→ Exercise directions
Take the records underneath and set them down exactly.

(Data entries)

Begin

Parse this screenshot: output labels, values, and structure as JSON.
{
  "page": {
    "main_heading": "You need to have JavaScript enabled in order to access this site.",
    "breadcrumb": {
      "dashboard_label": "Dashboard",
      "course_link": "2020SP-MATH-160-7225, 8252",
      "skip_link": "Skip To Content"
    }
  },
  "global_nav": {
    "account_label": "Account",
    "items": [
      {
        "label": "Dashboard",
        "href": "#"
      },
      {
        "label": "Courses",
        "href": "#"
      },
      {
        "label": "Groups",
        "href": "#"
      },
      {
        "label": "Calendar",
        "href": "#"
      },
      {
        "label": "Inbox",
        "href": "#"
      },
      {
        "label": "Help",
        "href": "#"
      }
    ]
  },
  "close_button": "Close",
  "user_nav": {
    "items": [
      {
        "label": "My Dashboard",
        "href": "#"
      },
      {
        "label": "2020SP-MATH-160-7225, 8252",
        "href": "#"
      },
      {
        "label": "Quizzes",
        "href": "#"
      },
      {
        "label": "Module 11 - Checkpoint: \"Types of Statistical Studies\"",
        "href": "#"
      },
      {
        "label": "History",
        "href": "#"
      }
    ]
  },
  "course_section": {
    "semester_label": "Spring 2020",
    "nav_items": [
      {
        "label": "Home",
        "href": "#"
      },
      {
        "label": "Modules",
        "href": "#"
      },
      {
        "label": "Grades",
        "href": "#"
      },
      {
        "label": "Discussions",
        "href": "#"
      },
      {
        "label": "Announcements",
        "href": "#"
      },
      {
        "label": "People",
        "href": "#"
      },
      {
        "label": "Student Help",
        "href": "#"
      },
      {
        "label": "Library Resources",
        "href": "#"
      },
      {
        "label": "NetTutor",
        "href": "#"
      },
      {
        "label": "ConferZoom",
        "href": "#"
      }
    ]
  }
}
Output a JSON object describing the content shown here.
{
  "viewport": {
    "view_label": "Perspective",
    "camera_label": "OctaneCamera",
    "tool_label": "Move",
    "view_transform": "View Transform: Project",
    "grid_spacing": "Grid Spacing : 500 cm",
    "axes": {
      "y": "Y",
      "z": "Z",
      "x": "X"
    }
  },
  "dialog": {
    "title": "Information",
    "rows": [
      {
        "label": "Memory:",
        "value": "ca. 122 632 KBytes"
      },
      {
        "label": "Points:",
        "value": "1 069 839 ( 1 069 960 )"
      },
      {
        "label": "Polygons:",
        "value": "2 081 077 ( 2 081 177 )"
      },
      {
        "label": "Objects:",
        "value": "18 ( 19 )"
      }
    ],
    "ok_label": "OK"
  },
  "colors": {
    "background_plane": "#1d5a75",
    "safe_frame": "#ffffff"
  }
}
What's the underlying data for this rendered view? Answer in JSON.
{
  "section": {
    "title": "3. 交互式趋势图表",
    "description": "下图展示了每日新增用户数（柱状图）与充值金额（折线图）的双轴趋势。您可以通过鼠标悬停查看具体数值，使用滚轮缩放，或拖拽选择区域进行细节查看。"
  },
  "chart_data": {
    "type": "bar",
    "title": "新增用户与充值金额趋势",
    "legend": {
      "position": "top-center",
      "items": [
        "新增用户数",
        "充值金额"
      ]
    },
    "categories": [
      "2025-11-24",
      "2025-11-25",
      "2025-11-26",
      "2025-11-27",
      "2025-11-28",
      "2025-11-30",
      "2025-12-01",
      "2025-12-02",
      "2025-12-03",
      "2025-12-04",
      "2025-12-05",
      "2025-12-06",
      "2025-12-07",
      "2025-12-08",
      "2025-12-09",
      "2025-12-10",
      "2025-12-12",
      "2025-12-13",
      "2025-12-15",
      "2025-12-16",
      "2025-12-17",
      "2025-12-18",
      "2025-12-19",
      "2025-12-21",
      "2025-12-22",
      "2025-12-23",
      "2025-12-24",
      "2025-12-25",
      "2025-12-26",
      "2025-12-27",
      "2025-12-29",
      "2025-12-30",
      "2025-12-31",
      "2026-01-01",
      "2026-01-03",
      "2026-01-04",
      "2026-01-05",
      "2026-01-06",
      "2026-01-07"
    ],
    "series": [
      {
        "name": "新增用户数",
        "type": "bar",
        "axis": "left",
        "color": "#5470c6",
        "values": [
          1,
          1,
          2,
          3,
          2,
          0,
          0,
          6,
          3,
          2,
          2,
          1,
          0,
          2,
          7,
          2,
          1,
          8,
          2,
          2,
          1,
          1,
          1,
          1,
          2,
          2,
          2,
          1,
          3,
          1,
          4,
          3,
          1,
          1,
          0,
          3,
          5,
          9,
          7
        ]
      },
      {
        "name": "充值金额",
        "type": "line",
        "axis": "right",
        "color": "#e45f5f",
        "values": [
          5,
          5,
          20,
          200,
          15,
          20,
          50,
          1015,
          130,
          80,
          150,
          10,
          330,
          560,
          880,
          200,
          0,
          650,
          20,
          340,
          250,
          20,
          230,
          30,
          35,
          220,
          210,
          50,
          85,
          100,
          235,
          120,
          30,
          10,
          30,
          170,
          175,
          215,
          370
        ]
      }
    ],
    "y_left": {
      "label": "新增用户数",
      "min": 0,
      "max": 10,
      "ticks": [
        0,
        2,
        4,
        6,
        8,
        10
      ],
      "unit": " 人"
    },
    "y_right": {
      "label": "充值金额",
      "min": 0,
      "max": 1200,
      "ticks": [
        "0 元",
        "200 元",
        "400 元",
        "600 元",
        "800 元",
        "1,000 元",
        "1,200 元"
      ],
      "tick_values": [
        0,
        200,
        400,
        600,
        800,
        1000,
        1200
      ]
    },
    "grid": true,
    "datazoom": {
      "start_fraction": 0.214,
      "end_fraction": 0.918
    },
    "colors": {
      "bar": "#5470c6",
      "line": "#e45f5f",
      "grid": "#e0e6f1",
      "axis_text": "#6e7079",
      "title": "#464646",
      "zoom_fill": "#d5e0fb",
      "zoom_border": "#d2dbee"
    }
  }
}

End

→ Problem solution
Parse this screenshot: output labels, values, and structure as JSON.
{
  "page": {
    "main_heading": "You need to have JavaScript enabled in order to access this site.",
    "breadcrumb": {
      "dashboard_label": "Dashboard",
      "course_link": "2020SP-MATH-160-7225, 8252",
      "skip_link": "Skip To Content"
    }
  },
  "global_nav": {
    "account_label": "Account",
    "items": [
      {
        "label": "Dashboard",
        "href": "#"
      },
      {
        "label": "Courses",
        "href": "#"
      },
      {
        "label": "Groups",
        "href": "#"
      },
      {
        "label": "Calendar",
        "href": "#"
      },
      {
        "label": "Inbox",
        "href": "#"
      },
      {
        "label": "Help",
        "href": "#"
      }
    ]
  },
  "close_button": "Close",
  "user_nav": {
    "items": [
      {
        "label": "My Dashboard",
        "href": "#"
      },
      {
        "label": "2020SP-MATH-160-7225, 8252",
        "href": "#"
      },
      {
        "label": "Quizzes",
        "href": "#"
      },
      {
        "label": "Module 11 - Checkpoint: \"Types of Statistical Studies\"",
        "href": "#"
      },
      {
        "label": "History",
        "href": "#"
      }
    ]
  },
  "course_section": {
    "semester_label": "Spring 2020",
    "nav_items": [
      {
        "label": "Home",
        "href": "#"
      },
      {
        "label": "Modules",
        "href": "#"
      },
      {
        "label": "Grades",
        "href": "#"
      },
      {
        "label": "Discussions",
        "href": "#"
      },
      {
        "label": "Announcements",
        "href": "#"
      },
      {
        "label": "People",
        "href": "#"
      },
      {
        "label": "Student Help",
        "href": "#"
      },
      {
        "label": "Library Resources",
        "href": "#"
      },
      {
        "label": "NetTutor",
        "href": "#"
      },
      {
        "label": "ConferZoom",
        "href": "#"
      }
    ]
  }
}
Output a JSON object describing the content shown here.
{
  "viewport": {
    "view_label": "Perspective",
    "camera_label": "OctaneCamera",
    "tool_label": "Move",
    "view_transform": "View Transform: Project",
    "grid_spacing": "Grid Spacing : 500 cm",
    "axes": {
      "y": "Y",
      "z": "Z",
      "x": "X"
    }
  },
  "dialog": {
    "title": "Information",
    "rows": [
      {
        "label": "Memory:",
        "value": "ca. 122 632 KBytes"
      },
      {
        "label": "Points:",
        "value": "1 069 839 ( 1 069 960 )"
      },
      {
        "label": "Polygons:",
        "value": "2 081 077 ( 2 081 177 )"
      },
      {
        "label": "Objects:",
        "value": "18 ( 19 )"
      }
    ],
    "ok_label": "OK"
  },
  "colors": {
    "background_plane": "#1d5a75",
    "safe_frame": "#ffffff"
  }
}
What's the underlying data for this rendered view? Answer in JSON.
{
  "section": {
    "title": "3. 交互式趋势图表",
    "description": "下图展示了每日新增用户数（柱状图）与充值金额（折线图）的双轴趋势。您可以通过鼠标悬停查看具体数值，使用滚轮缩放，或拖拽选择区域进行细节查看。"
  },
  "chart_data": {
    "type": "bar",
    "title": "新增用户与充值金额趋势",
    "legend": {
      "position": "top-center",
      "items": [
        "新增用户数",
        "充值金额"
      ]
    },
    "categories": [
      "2025-11-24",
      "2025-11-25",
      "2025-11-26",
      "2025-11-27",
      "2025-11-28",
      "2025-11-30",
      "2025-12-01",
      "2025-12-02",
      "2025-12-03",
      "2025-12-04",
      "2025-12-05",
      "2025-12-06",
      "2025-12-07",
      "2025-12-08",
      "2025-12-09",
      "2025-12-10",
      "2025-12-12",
      "2025-12-13",
      "2025-12-15",
      "2025-12-16",
      "2025-12-17",
      "2025-12-18",
      "2025-12-19",
      "2025-12-21",
      "2025-12-22",
      "2025-12-23",
      "2025-12-24",
      "2025-12-25",
      "2025-12-26",
      "2025-12-27",
      "2025-12-29",
      "2025-12-30",
      "2025-12-31",
      "2026-01-01",
      "2026-01-03",
      "2026-01-04",
      "2026-01-05",
      "2026-01-06",
      "2026-01-07"
    ],
    "series": [
      {
        "name": "新增用户数",
        "type": "bar",
        "axis": "left",
        "color": "#5470c6",
        "values": [
          1,
          1,
          2,
          3,
          2,
          0,
          0,
          6,
          3,
          2,
          2,
          1,
          0,
          2,
          7,
          2,
          1,
          8,
          2,
          2,
          1,
          1,
          1,
          1,
          2,
          2,
          2,
          1,
          3,
          1,
          4,
          3,
          1,
          1,
          0,
          3,
          5,
          9,
          7
        ]
      },
      {
        "name": "充值金额",
        "type": "line",
        "axis": "right",
        "color": "#e45f5f",
        "values": [
          5,
          5,
          20,
          200,
          15,
          20,
          50,
          1015,
          130,
          80,
          150,
          10,
          330,
          560,
          880,
          200,
          0,
          650,
          20,
          340,
          250,
          20,
          230,
          30,
          35,
          220,
          210,
          50,
          85,
          100,
          235,
          120,
          30,
          10,
          30,
          170,
          175,
          215,
          370
        ]
      }
    ],
    "y_left": {
      "label": "新增用户数",
      "min": 0,
      "max": 10,
      "ticks": [
        0,
        2,
        4,
        6,
        8,
        10
      ],
      "unit": " 人"
    },
    "y_right": {
      "label": "充值金额",
      "min": 0,
      "max": 1200,
      "ticks": [
        "0 元",
        "200 元",
        "400 元",
        "600 元",
        "800 元",
        "1,000 元",
        "1,200 元"
      ],
      "tick_values": [
        0,
        200,
        400,
        600,
        800,
        1000,
        1200
      ]
    },
    "grid": true,
    "datazoom": {
      "start_fraction": 0.214,
      "end_fraction": 0.918
    },
    "colors": {
      "bar": "#5470c6",
      "line": "#e45f5f",
      "grid": "#e0e6f1",
      "axis_text": "#6e7079",
      "title": "#464646",
      "zoom_fill": "#d5e0fb",
      "zoom_border": "#d2dbee"
    }
  }
}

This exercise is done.